• REQUIRED TASK
Transcribe the material exactly. Images do not belong in the copy.

(Structured figure records)

====================

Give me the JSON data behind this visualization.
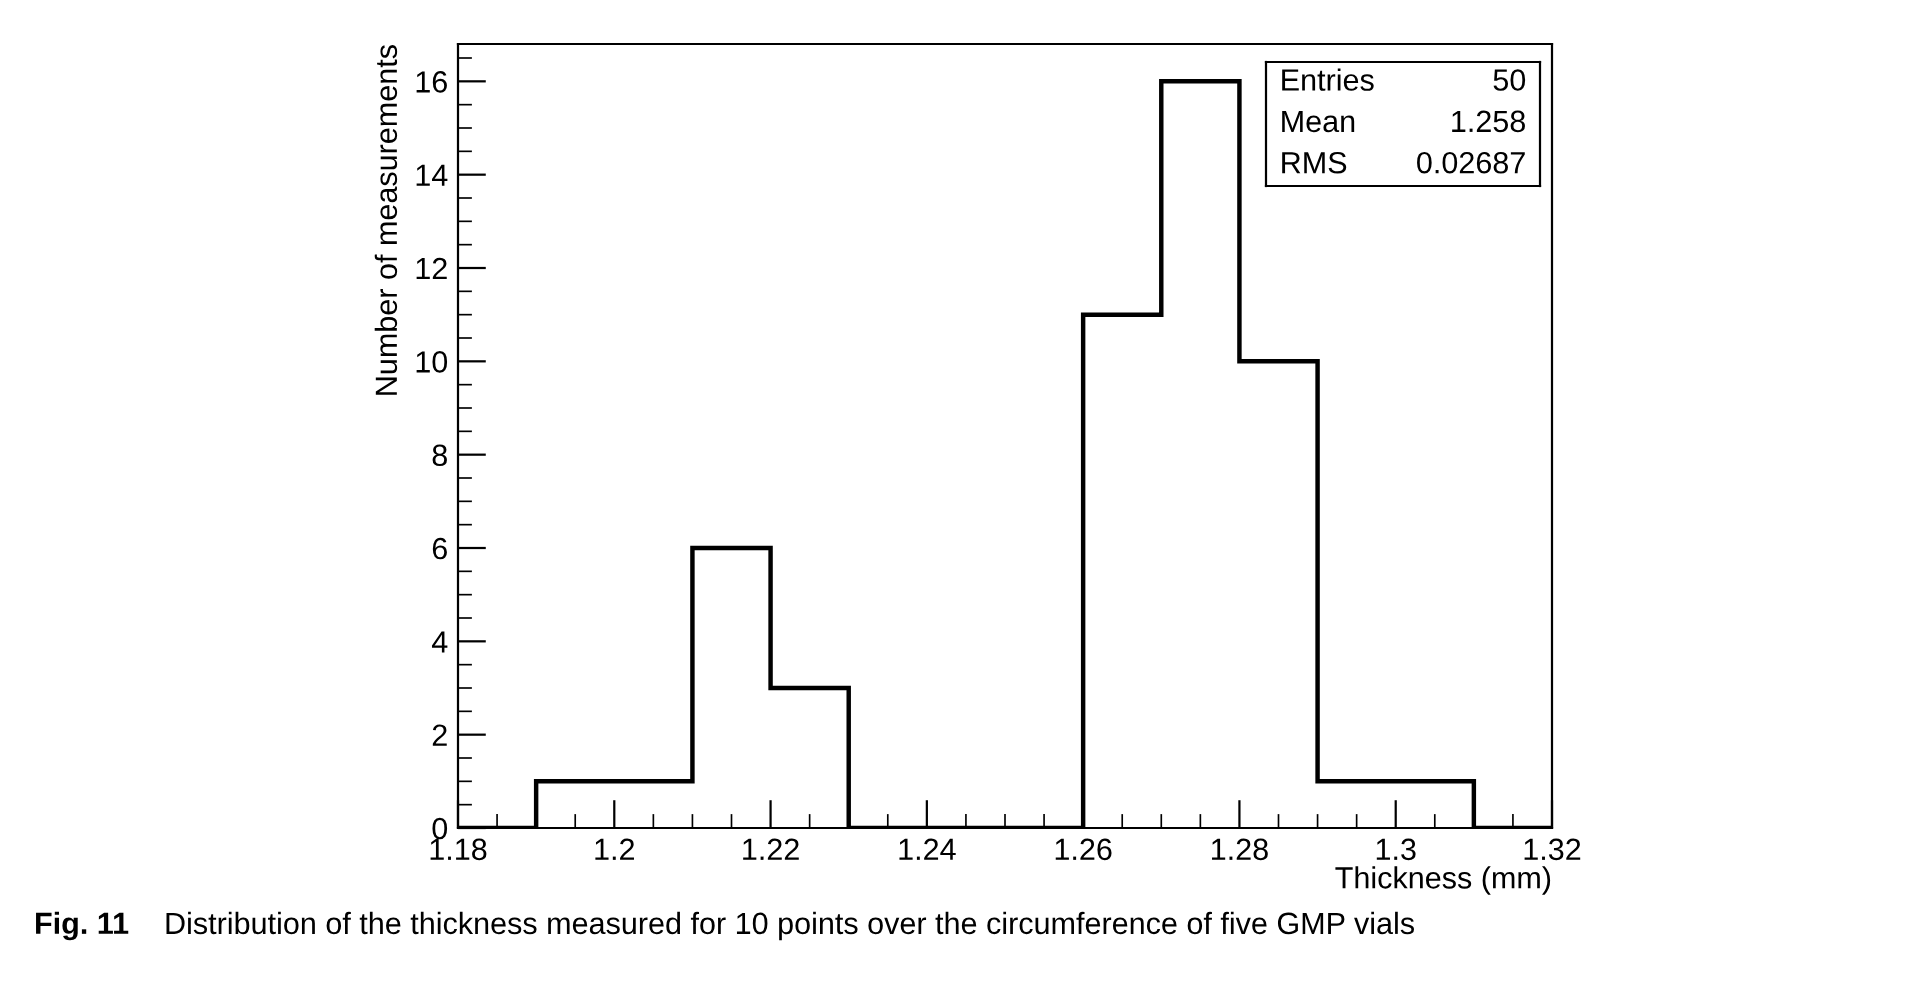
{
  "chart_data": {
    "type": "histogram",
    "xlabel": "Thickness (mm)",
    "ylabel": "Number of measurements",
    "bins": [
      1.18,
      1.19,
      1.2,
      1.21,
      1.22,
      1.23,
      1.24,
      1.25,
      1.26,
      1.27,
      1.28,
      1.29,
      1.3,
      1.31,
      1.32
    ],
    "values": [
      0,
      1,
      1,
      6,
      3,
      0,
      0,
      0,
      11,
      16,
      10,
      1,
      1,
      0
    ],
    "color": "#000000",
    "xlim": [
      1.18,
      1.32
    ],
    "xticks": [
      1.18,
      1.2,
      1.22,
      1.24,
      1.26,
      1.28,
      1.3,
      1.32
    ],
    "ylim": [
      0,
      16.8
    ],
    "yticks": [
      0,
      2,
      4,
      6,
      8,
      10,
      12,
      14,
      16
    ],
    "grid": false,
    "legend": false,
    "annotations": [
      "Entries",
      "50",
      "Mean",
      "1.258",
      "RMS",
      "0.02687",
      "Fig. 11",
      "Distribution of the thickness measured for 10 points over the circumference of five GMP vials"
    ]
  }
}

====================

• SOLUTION
Give me the JSON data behind this visualization.
{
  "chart_data": {
    "type": "histogram",
    "xlabel": "Thickness (mm)",
    "ylabel": "Number of measurements",
    "bins": [
      1.18,
      1.19,
      1.2,
      1.21,
      1.22,
      1.23,
      1.24,
      1.25,
      1.26,
      1.27,
      1.28,
      1.29,
      1.3,
      1.31,
      1.32
    ],
    "values": [
      0,
      1,
      1,
      6,
      3,
      0,
      0,
      0,
      11,
      16,
      10,
      1,
      1,
      0
    ],
    "color": "#000000",
    "xlim": [
      1.18,
      1.32
    ],
    "xticks": [
      1.18,
      1.2,
      1.22,
      1.24,
      1.26,
      1.28,
      1.3,
      1.32
    ],
    "ylim": [
      0,
      16.8
    ],
    "yticks": [
      0,
      2,
      4,
      6,
      8,
      10,
      12,
      14,
      16
    ],
    "grid": false,
    "legend": false,
    "annotations": [
      "Entries",
      "50",
      "Mean",
      "1.258",
      "RMS",
      "0.02687",
      "Fig. 11",
      "Distribution of the thickness measured for 10 points over the circumference of five GMP vials"
    ]
  }
}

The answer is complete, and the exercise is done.